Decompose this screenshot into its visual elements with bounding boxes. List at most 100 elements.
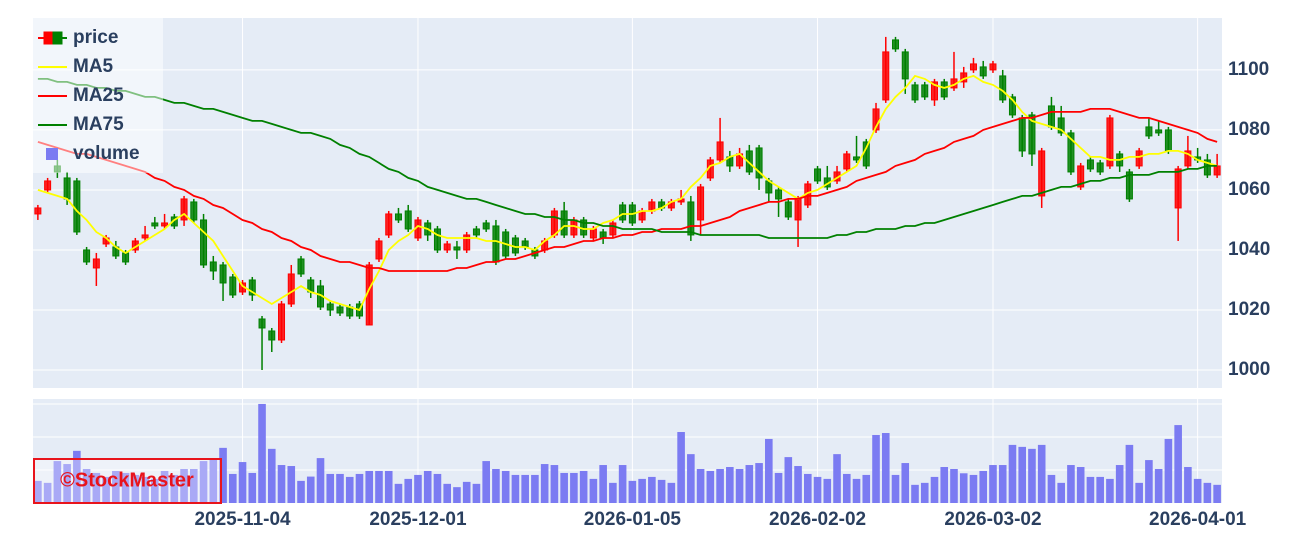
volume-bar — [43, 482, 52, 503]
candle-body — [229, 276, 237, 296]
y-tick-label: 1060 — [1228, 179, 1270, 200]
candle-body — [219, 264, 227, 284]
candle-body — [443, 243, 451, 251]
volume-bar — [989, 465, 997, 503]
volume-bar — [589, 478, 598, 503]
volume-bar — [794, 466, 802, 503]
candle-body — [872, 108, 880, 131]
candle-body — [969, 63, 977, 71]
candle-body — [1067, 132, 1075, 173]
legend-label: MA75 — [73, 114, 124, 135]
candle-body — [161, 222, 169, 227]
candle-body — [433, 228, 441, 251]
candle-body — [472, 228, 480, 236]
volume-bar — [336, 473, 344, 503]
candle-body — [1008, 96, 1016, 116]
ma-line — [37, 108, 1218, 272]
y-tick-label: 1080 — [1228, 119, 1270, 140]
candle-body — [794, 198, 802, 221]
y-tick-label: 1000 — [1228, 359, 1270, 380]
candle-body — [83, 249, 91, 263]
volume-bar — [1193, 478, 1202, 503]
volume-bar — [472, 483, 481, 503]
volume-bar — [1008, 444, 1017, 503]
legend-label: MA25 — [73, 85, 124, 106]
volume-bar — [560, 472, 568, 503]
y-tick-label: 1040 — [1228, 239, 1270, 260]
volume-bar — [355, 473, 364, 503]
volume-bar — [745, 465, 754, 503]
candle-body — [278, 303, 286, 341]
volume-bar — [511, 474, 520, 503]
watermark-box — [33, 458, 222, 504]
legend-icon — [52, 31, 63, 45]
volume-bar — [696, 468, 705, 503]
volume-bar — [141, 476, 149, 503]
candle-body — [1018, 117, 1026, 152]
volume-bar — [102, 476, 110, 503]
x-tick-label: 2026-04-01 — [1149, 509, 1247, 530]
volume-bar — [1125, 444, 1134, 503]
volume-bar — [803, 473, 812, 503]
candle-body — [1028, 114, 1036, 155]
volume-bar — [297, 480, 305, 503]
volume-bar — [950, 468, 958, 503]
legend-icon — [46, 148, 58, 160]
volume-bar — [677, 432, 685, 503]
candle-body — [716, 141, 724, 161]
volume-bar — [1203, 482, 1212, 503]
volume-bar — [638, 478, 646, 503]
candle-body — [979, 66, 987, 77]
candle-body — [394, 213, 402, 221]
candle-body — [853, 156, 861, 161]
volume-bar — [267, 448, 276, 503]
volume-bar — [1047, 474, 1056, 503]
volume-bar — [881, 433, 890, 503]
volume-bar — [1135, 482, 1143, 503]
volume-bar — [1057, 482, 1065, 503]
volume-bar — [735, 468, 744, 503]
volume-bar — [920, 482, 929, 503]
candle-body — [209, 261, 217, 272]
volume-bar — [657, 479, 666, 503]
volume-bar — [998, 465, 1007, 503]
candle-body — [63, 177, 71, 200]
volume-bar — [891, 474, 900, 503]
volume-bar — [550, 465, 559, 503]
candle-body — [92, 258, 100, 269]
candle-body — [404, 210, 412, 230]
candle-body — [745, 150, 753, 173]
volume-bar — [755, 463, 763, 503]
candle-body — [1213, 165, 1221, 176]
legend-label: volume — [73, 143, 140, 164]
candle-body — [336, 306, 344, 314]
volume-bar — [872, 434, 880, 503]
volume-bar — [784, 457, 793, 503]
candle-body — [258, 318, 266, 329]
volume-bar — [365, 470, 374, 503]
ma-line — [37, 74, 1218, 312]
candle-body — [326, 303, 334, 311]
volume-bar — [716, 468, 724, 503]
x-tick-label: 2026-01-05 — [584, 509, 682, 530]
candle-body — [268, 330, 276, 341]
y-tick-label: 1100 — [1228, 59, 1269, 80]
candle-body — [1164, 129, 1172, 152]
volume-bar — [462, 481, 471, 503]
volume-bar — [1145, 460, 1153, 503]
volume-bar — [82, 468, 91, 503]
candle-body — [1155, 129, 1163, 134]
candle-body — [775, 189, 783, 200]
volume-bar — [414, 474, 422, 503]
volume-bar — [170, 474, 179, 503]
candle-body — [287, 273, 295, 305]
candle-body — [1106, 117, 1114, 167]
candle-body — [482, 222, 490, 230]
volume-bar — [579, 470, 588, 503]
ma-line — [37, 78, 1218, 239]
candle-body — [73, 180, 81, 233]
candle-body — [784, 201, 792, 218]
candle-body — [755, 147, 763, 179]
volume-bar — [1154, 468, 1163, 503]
^^^^
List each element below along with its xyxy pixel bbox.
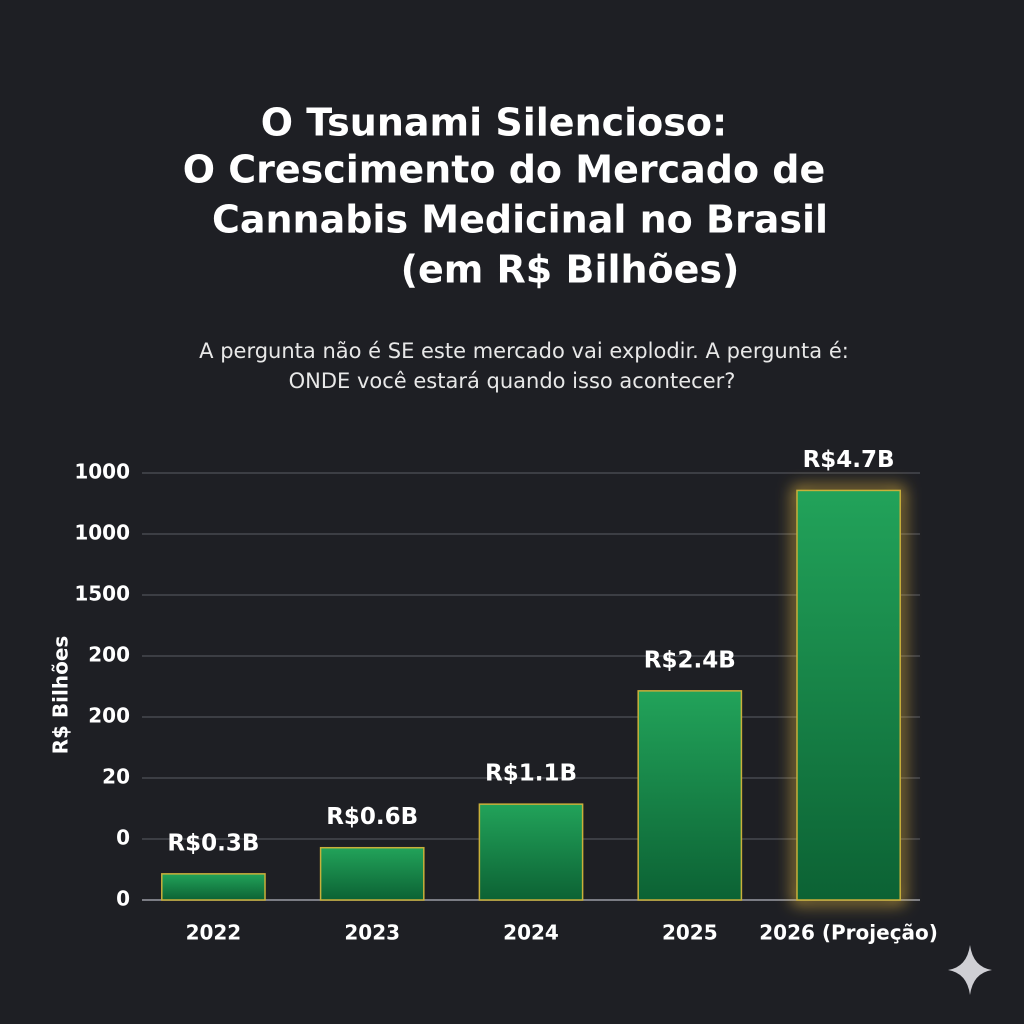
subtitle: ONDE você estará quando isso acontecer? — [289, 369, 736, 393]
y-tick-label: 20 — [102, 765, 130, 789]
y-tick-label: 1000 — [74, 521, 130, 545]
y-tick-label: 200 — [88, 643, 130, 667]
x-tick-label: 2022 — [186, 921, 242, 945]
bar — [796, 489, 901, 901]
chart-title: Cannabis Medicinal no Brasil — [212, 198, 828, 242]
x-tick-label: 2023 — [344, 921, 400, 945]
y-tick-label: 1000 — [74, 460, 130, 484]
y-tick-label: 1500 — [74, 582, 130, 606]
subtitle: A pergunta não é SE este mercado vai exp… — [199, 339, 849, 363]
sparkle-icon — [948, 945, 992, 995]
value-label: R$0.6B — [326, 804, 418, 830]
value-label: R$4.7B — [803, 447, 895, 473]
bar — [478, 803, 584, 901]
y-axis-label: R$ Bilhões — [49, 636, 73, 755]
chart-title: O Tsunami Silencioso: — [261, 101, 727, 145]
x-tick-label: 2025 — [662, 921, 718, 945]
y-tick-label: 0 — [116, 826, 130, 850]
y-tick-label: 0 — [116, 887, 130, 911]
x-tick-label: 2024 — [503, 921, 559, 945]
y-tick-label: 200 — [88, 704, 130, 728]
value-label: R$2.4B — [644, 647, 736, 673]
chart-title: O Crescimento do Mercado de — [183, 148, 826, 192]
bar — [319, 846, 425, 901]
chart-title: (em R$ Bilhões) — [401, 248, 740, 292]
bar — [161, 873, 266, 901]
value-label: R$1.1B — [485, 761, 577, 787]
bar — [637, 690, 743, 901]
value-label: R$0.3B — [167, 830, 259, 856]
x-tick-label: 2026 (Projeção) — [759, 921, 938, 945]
^^^^
*To be done*.
Reproduce, unchanged, the block of lines that opens with the line containing "subtitle: ONDE você" and closes with the line containing "chart-title: Cannabis Medicinal", both included.

*Written reply*.
subtitle: ONDE você estará quando isso acontecer? — [289, 369, 736, 393]
y-tick-label: 20 — [102, 765, 130, 789]
y-tick-label: 1000 — [74, 521, 130, 545]
y-tick-label: 200 — [88, 643, 130, 667]
x-tick-label: 2022 — [186, 921, 242, 945]
bar — [796, 489, 901, 901]
chart-title: Cannabis Medicinal no Brasil — [212, 198, 828, 242]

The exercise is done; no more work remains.